Set each entry down verbatim, omitting images.

[start]

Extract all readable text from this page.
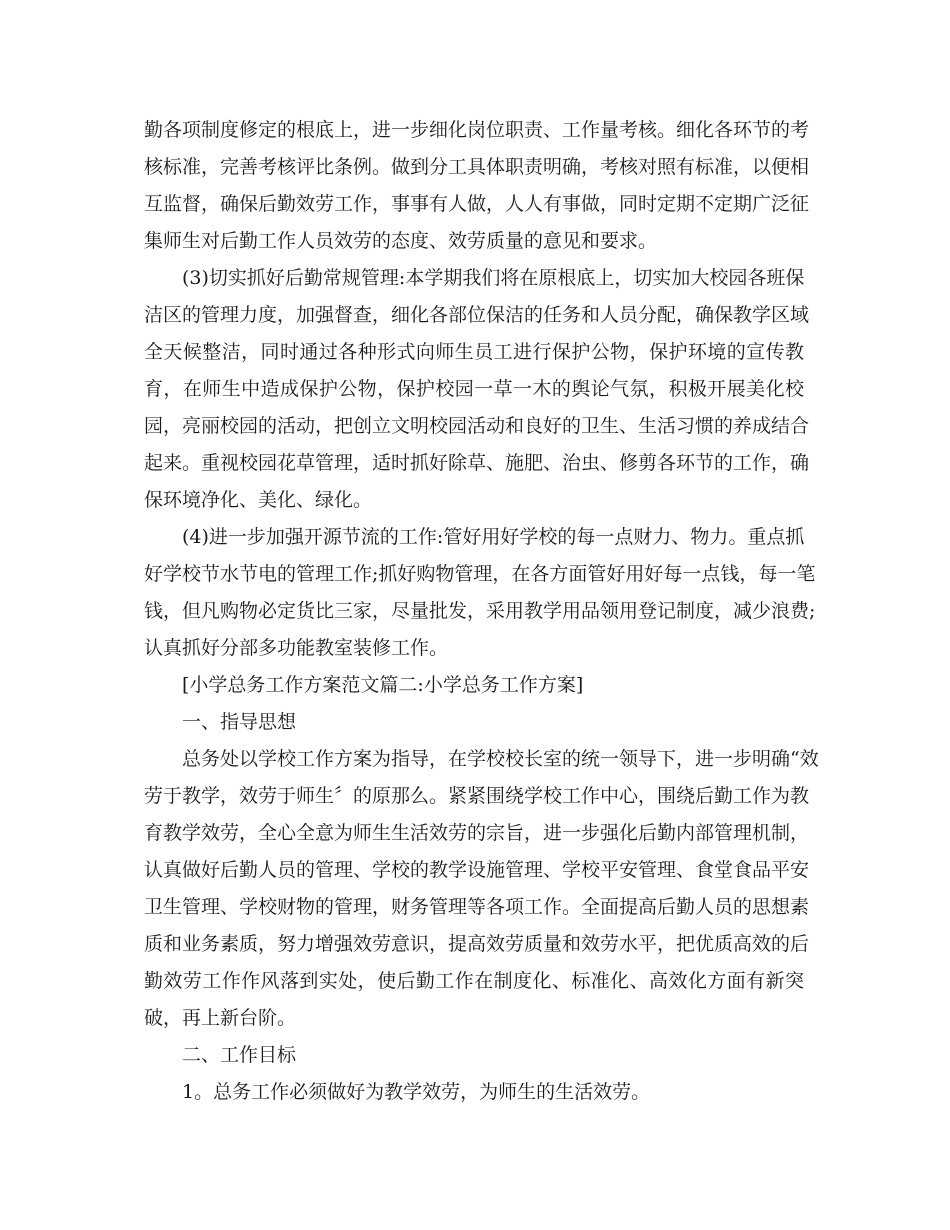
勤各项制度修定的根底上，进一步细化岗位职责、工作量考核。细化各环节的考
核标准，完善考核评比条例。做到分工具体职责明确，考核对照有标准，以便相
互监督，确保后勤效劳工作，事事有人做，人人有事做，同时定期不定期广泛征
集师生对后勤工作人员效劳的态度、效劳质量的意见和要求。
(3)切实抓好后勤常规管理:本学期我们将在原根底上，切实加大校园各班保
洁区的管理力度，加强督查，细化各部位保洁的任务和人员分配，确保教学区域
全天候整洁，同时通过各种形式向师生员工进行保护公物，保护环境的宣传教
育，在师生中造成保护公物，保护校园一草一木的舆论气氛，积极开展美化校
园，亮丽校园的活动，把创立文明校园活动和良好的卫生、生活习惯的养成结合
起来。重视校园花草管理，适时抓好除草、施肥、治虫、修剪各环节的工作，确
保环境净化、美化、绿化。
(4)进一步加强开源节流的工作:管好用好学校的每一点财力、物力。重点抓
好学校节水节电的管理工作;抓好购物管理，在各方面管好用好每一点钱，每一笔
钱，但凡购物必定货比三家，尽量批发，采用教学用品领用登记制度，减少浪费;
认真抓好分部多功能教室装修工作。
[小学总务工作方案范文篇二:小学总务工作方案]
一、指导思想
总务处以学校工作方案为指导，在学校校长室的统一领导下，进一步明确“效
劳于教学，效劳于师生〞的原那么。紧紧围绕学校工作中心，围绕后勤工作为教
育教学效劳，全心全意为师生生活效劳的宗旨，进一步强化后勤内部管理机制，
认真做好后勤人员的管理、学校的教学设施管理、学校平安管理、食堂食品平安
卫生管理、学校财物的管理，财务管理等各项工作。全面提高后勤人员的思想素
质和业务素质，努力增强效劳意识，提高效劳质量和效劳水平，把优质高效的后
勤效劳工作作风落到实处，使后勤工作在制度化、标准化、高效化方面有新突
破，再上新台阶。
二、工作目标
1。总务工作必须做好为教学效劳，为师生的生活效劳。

[end]

Full output:
Extract all readable text from this page.
勤各项制度修定的根底上，进一步细化岗位职责、工作量考核。细化各环节的考
核标准，完善考核评比条例。做到分工具体职责明确，考核对照有标准，以便相
互监督，确保后勤效劳工作，事事有人做，人人有事做，同时定期不定期广泛征
集师生对后勤工作人员效劳的态度、效劳质量的意见和要求。
(3)切实抓好后勤常规管理:本学期我们将在原根底上，切实加大校园各班保
洁区的管理力度，加强督查，细化各部位保洁的任务和人员分配，确保教学区域
全天候整洁，同时通过各种形式向师生员工进行保护公物，保护环境的宣传教
育，在师生中造成保护公物，保护校园一草一木的舆论气氛，积极开展美化校
园，亮丽校园的活动，把创立文明校园活动和良好的卫生、生活习惯的养成结合
起来。重视校园花草管理，适时抓好除草、施肥、治虫、修剪各环节的工作，确
保环境净化、美化、绿化。
(4)进一步加强开源节流的工作:管好用好学校的每一点财力、物力。重点抓
好学校节水节电的管理工作;抓好购物管理，在各方面管好用好每一点钱，每一笔
钱，但凡购物必定货比三家，尽量批发，采用教学用品领用登记制度，减少浪费;
认真抓好分部多功能教室装修工作。
[小学总务工作方案范文篇二:小学总务工作方案]
一、指导思想
总务处以学校工作方案为指导，在学校校长室的统一领导下，进一步明确“效
劳于教学，效劳于师生〞的原那么。紧紧围绕学校工作中心，围绕后勤工作为教
育教学效劳，全心全意为师生生活效劳的宗旨，进一步强化后勤内部管理机制，
认真做好后勤人员的管理、学校的教学设施管理、学校平安管理、食堂食品平安
卫生管理、学校财物的管理，财务管理等各项工作。全面提高后勤人员的思想素
质和业务素质，努力增强效劳意识，提高效劳质量和效劳水平，把优质高效的后
勤效劳工作作风落到实处，使后勤工作在制度化、标准化、高效化方面有新突
破，再上新台阶。
二、工作目标
1。总务工作必须做好为教学效劳，为师生的生活效劳。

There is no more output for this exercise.